▸ **Challenge**
Determine the number of lines holding the word "ЛОМОНОСОВА"; answer with that number only.

(Items from a dataset)
start

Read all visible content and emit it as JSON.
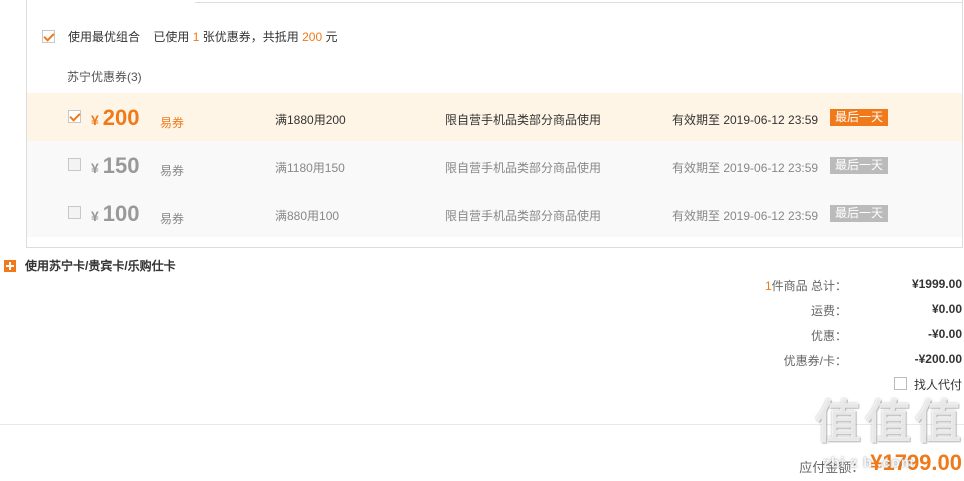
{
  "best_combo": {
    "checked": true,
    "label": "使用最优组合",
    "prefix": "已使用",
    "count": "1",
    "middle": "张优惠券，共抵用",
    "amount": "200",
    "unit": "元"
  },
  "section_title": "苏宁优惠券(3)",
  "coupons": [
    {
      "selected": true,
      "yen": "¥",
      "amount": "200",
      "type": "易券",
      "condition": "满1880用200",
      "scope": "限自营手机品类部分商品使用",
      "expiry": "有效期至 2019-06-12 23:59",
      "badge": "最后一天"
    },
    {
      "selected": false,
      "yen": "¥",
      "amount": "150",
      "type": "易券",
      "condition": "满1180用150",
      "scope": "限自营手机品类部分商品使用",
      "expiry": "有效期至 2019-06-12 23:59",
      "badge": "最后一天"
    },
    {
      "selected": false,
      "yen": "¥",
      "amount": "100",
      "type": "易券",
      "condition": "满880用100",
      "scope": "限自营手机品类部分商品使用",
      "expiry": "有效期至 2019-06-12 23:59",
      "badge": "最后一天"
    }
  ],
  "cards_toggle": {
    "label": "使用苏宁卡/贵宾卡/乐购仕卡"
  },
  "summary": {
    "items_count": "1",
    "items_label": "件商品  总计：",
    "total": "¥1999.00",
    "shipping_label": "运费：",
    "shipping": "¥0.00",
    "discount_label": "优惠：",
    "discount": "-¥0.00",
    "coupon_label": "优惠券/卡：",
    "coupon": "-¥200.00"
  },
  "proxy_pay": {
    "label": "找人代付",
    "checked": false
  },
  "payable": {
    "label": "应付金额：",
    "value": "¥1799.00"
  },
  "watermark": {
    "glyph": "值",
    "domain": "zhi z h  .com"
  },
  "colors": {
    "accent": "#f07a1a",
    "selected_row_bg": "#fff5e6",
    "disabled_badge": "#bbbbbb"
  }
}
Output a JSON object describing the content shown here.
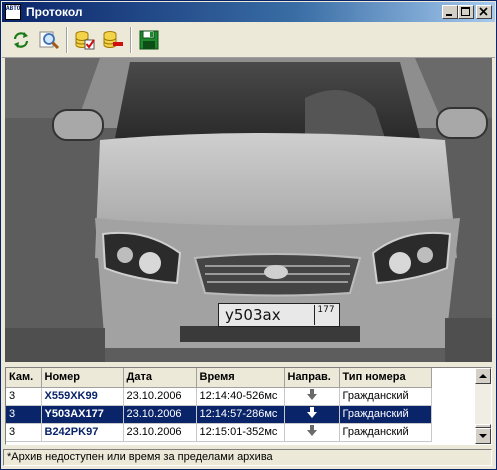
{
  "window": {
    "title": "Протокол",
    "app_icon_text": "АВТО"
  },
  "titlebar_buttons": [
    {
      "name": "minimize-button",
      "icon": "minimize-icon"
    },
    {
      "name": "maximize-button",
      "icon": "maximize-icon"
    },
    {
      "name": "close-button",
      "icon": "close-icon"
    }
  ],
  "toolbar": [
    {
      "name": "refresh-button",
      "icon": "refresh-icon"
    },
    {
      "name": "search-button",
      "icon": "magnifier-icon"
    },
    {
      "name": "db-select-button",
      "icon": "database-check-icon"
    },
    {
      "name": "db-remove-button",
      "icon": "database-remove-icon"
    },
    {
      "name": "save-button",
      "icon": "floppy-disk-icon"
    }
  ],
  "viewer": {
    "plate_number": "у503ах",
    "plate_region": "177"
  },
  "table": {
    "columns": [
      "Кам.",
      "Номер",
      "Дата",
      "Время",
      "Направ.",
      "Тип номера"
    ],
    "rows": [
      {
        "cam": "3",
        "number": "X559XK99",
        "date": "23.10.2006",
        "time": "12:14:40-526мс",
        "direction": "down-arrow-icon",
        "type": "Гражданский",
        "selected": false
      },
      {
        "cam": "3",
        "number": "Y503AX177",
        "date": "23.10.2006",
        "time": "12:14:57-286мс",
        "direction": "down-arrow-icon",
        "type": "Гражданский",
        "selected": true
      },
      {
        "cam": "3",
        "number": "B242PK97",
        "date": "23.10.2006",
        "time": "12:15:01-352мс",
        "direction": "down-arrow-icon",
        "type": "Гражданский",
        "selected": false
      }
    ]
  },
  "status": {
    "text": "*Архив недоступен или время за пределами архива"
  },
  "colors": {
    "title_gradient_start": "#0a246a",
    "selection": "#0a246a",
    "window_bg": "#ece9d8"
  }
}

end
start

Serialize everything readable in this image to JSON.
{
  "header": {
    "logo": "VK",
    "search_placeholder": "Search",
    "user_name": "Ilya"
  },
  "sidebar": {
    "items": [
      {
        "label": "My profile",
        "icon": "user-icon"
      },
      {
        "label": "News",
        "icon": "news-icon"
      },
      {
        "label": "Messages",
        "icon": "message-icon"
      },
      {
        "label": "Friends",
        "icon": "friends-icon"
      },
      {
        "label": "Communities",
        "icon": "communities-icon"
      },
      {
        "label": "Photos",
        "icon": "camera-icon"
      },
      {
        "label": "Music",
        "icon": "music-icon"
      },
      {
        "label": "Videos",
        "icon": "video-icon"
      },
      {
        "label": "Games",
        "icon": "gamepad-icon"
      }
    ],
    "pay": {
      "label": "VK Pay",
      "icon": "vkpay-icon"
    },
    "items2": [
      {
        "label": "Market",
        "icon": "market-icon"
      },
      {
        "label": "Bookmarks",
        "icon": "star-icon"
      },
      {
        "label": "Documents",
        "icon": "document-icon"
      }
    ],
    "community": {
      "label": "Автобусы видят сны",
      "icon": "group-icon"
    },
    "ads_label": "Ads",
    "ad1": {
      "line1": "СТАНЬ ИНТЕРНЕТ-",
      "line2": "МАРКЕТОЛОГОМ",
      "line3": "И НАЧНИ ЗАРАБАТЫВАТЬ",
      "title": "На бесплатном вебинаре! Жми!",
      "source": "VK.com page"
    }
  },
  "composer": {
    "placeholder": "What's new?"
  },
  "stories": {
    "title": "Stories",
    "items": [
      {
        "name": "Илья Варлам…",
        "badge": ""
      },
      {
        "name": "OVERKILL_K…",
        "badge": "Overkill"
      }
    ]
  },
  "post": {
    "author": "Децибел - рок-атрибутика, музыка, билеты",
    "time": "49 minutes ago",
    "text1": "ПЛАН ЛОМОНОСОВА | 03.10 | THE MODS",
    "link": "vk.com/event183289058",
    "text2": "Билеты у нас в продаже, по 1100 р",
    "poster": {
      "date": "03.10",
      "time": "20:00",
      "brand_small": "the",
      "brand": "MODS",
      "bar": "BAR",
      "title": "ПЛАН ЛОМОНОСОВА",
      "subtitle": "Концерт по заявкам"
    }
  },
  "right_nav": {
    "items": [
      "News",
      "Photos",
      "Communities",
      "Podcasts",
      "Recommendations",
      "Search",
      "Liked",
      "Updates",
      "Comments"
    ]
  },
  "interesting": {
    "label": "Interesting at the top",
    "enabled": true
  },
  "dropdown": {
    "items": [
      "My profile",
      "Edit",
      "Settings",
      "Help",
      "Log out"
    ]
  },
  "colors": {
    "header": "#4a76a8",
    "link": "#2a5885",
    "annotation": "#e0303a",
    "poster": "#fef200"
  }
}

end

▸ **Output of the task**
2